Aim of the task ▸ Consider the data that follows and state how many lines contain the string "screenshot", using the number alone.

Items ▸
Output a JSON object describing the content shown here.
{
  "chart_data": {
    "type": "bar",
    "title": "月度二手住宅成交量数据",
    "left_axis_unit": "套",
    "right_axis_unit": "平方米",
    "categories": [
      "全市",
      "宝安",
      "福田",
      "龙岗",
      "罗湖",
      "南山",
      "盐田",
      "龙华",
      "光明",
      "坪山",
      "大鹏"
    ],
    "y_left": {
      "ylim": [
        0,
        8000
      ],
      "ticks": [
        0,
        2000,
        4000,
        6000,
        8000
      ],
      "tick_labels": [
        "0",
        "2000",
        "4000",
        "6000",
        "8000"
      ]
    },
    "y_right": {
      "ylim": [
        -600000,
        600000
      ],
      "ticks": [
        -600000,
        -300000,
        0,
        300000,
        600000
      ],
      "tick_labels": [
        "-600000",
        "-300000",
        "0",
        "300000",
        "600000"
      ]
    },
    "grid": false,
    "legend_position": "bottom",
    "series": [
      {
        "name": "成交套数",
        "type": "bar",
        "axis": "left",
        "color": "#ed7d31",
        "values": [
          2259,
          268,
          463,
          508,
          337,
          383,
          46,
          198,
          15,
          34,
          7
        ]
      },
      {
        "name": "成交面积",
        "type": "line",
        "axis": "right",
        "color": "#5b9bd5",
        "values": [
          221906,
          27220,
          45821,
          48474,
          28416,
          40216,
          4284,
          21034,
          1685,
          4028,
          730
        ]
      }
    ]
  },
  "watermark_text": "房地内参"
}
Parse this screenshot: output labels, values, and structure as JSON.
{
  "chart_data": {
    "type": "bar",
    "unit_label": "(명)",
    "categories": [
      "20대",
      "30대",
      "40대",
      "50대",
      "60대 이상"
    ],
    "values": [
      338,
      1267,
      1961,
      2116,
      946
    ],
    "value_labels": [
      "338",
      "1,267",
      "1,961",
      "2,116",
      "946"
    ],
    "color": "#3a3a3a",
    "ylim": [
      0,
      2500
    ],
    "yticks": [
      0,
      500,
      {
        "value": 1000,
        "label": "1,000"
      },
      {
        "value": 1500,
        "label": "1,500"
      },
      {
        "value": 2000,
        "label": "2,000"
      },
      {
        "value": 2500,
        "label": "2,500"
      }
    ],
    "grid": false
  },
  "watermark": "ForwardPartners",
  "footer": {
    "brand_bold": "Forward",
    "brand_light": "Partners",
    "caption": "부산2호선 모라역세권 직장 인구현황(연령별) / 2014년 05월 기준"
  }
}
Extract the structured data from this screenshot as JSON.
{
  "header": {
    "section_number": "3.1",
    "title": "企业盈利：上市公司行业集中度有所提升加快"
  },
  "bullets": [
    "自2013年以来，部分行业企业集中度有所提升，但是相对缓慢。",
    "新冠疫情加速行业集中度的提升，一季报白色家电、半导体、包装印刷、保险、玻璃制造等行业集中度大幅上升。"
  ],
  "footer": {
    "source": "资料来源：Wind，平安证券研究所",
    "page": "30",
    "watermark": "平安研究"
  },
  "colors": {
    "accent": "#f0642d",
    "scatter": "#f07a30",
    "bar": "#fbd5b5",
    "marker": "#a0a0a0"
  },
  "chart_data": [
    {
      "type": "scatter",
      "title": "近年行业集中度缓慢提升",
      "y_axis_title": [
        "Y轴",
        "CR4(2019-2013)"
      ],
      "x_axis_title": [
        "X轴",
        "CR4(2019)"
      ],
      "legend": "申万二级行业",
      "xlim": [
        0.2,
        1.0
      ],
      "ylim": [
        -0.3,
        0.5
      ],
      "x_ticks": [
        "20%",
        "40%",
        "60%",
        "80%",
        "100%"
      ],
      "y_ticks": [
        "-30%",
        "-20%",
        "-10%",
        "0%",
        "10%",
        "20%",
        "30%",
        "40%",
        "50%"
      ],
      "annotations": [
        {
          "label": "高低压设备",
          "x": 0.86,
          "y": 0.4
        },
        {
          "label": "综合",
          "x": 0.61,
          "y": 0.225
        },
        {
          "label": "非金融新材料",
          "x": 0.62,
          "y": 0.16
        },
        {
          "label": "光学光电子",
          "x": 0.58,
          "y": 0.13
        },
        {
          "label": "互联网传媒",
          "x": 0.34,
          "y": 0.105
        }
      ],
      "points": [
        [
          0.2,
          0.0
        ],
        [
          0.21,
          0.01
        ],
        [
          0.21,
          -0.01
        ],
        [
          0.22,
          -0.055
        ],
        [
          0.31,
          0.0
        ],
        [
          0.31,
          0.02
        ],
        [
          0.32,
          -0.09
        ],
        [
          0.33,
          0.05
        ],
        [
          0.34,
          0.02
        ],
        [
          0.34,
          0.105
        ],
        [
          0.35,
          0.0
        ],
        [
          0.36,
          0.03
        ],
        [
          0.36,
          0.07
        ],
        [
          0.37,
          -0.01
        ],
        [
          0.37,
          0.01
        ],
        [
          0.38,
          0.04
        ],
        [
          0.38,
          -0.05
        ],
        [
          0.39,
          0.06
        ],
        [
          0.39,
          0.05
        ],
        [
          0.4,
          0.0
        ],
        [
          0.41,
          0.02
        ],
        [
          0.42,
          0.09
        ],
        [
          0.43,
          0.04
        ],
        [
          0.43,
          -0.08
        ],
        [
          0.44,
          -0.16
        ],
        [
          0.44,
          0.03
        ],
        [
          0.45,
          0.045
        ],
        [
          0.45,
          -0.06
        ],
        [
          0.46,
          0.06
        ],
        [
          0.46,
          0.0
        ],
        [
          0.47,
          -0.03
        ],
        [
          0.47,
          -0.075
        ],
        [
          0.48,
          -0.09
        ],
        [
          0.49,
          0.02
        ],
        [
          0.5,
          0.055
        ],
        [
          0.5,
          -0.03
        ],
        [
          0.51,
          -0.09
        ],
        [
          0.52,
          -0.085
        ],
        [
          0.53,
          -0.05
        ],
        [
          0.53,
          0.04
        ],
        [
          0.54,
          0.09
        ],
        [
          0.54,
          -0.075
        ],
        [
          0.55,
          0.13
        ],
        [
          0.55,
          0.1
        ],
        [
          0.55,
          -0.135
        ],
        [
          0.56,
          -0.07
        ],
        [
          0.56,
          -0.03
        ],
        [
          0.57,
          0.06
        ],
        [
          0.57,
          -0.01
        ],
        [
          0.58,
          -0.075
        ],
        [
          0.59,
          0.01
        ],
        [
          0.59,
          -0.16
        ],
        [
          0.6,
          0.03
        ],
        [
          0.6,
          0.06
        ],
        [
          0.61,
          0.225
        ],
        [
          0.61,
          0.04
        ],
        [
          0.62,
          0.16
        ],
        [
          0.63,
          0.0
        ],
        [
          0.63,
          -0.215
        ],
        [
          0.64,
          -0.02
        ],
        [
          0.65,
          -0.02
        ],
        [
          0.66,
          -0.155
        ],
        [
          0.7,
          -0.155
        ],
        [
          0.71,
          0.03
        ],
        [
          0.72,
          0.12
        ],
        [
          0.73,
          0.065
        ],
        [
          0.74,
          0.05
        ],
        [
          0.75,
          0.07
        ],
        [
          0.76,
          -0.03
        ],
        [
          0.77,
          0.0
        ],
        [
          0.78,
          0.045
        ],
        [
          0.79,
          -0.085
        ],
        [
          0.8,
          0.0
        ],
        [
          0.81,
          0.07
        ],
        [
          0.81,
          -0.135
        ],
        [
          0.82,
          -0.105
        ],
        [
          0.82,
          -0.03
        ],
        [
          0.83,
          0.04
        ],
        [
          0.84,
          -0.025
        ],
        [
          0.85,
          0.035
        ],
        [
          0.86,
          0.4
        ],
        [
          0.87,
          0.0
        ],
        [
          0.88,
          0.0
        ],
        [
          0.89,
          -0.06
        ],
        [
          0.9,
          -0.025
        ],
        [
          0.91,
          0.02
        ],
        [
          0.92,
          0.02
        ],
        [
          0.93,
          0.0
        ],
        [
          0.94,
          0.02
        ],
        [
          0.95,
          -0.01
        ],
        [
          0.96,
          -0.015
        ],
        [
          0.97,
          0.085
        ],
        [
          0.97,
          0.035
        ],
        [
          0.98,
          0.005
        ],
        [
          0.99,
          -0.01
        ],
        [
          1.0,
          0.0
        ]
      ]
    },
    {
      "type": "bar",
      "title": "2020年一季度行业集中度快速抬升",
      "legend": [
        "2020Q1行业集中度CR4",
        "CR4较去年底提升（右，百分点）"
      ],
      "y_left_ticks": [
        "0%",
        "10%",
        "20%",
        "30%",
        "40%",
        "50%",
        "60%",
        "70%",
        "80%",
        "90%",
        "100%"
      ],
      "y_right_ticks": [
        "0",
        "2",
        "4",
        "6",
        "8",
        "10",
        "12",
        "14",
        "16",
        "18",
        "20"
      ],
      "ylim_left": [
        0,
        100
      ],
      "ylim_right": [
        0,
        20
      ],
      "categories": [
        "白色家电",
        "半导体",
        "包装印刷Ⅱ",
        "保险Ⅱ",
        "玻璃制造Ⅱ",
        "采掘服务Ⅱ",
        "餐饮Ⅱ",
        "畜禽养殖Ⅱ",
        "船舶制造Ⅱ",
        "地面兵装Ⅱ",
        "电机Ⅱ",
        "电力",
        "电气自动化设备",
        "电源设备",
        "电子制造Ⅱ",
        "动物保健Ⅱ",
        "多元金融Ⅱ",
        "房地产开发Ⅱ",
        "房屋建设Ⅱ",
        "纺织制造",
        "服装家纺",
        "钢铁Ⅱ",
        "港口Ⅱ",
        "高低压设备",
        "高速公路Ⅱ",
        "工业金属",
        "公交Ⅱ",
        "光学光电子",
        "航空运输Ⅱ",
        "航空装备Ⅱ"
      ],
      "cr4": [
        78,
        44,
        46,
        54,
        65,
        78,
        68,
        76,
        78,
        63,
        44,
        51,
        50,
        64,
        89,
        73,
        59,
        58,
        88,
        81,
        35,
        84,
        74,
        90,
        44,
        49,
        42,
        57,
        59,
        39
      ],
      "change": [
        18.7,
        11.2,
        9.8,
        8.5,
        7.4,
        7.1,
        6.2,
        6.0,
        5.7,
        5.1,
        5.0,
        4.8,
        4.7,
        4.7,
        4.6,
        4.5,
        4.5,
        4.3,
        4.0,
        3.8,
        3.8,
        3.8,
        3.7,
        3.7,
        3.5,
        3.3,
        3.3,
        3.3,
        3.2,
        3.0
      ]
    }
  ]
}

Response below ▸ 2